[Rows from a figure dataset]
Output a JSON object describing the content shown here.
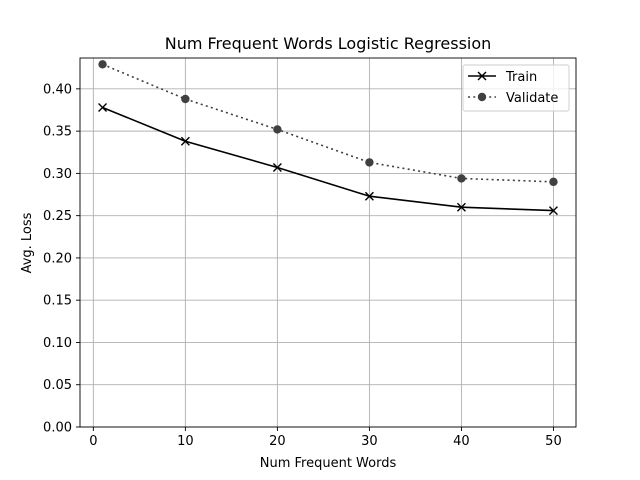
{
  "chart_data": {
    "type": "line",
    "title": "Num Frequent Words Logistic Regression",
    "xlabel": "Num Frequent Words",
    "ylabel": "Avg. Loss",
    "x": [
      1,
      10,
      20,
      30,
      40,
      50
    ],
    "xlim": [
      -1.45,
      52.45
    ],
    "ylim": [
      0,
      0.4365
    ],
    "xticks": [
      0,
      10,
      20,
      30,
      40,
      50
    ],
    "yticks": [
      0.0,
      0.05,
      0.1,
      0.15,
      0.2,
      0.25,
      0.3,
      0.35,
      0.4
    ],
    "grid": true,
    "legend_position": "upper right",
    "series": [
      {
        "name": "Train",
        "values": [
          0.378,
          0.338,
          0.307,
          0.273,
          0.26,
          0.256
        ],
        "color": "#000000",
        "marker": "x",
        "linestyle": "solid"
      },
      {
        "name": "Validate",
        "values": [
          0.429,
          0.388,
          0.352,
          0.313,
          0.294,
          0.29
        ],
        "color": "#404040",
        "marker": "o",
        "linestyle": "dotted"
      }
    ]
  }
}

_SET EXERCISE:_ Only the number is wanted: how many lines of the material above include the word "Frequent"?

_EXPECTED ANSWER:_ 2